== Exercise ==
Which lines of the records contain "仙人烟囱"? Collect every one of them.
***
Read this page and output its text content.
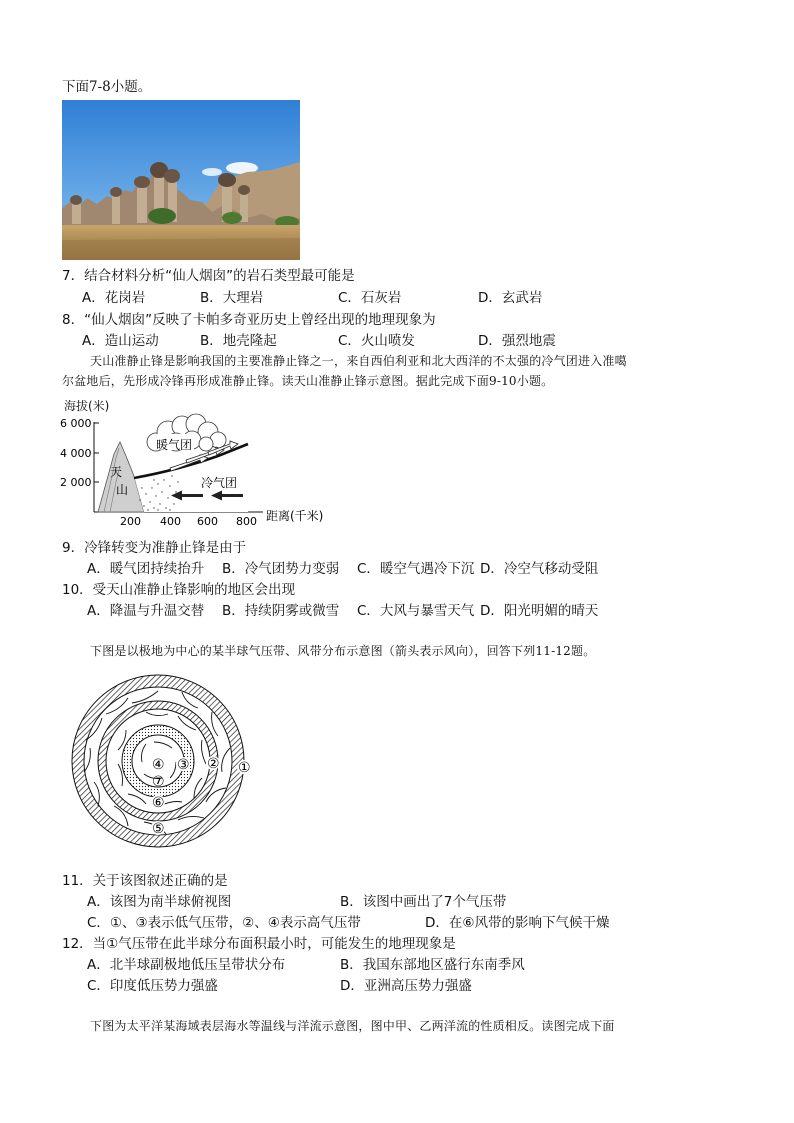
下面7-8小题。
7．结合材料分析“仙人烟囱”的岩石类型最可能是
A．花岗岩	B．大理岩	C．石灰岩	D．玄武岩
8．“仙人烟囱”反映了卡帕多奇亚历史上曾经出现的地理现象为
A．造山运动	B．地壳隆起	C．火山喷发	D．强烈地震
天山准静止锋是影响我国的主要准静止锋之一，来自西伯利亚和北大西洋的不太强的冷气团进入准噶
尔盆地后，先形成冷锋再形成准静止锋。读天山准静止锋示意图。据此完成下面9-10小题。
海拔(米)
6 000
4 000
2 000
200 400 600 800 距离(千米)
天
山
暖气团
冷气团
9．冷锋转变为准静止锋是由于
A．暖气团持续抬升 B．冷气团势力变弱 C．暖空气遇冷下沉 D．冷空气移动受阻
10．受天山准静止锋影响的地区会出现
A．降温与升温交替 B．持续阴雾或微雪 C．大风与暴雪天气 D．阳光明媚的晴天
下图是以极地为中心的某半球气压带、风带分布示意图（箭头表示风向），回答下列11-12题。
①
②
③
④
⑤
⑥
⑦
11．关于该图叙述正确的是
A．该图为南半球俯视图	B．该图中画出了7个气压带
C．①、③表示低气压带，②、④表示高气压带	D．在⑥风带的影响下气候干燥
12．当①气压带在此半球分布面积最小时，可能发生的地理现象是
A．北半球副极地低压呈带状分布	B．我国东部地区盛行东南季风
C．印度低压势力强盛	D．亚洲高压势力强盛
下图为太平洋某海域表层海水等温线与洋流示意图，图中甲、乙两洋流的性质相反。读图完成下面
***
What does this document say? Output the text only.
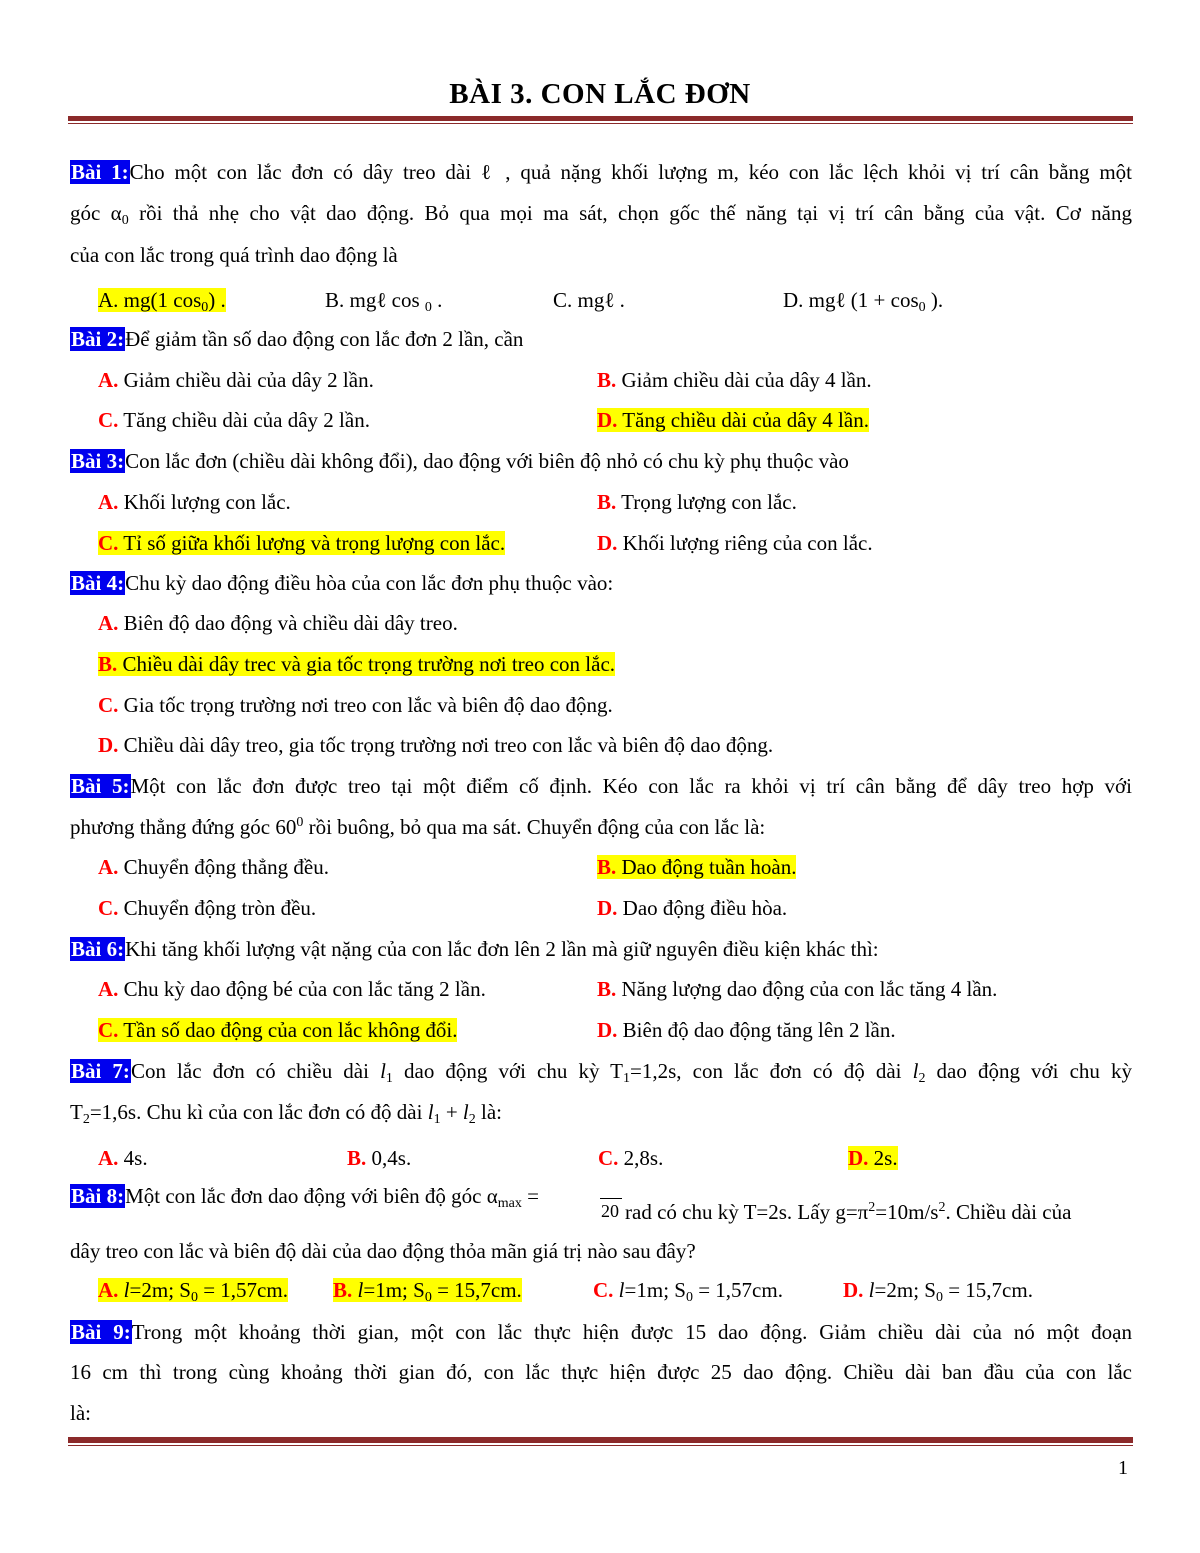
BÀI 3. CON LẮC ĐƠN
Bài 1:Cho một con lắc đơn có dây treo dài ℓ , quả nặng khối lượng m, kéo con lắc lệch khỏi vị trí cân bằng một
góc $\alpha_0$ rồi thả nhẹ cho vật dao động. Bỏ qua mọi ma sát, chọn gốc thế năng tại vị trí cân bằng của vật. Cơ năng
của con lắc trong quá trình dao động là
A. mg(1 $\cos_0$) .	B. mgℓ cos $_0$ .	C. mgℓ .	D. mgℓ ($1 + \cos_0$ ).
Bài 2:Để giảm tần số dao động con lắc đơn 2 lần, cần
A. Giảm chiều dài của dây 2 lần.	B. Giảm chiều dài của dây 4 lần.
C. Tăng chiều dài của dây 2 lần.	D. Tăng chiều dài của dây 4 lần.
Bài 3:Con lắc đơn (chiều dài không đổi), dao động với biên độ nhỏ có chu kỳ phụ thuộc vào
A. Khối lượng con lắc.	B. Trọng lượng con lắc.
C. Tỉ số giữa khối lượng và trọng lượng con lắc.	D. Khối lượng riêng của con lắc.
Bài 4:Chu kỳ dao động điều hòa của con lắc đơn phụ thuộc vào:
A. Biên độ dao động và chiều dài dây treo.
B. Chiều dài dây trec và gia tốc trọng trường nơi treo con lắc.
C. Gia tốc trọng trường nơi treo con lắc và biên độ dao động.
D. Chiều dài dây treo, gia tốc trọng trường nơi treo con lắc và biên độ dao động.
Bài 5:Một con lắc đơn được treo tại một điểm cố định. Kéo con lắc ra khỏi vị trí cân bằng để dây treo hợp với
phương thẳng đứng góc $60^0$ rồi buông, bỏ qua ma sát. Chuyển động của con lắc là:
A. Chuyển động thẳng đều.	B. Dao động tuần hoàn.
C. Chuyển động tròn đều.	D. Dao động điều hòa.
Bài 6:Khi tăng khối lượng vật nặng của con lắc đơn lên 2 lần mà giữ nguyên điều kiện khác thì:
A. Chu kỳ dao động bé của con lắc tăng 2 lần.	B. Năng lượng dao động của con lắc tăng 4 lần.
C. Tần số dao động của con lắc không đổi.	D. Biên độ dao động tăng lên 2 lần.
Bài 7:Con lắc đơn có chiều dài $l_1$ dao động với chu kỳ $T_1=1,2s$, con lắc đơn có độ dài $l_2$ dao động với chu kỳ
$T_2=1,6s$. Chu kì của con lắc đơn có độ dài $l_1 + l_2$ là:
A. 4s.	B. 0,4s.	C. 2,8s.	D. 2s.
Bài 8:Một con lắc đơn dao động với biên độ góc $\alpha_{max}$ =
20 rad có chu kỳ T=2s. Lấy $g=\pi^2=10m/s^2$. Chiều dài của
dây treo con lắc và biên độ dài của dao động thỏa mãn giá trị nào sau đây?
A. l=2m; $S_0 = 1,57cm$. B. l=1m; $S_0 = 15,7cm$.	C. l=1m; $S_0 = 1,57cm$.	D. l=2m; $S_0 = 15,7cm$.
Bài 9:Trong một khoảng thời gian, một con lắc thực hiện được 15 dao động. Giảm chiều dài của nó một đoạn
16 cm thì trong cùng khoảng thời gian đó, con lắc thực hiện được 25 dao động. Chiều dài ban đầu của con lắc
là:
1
***
== Full output ==
7．结合材料分析“仙人烟囱”的岩石类型最可能是
8．“仙人烟囱”反映了卡帕多奇亚历史上曾经出现的地理现象为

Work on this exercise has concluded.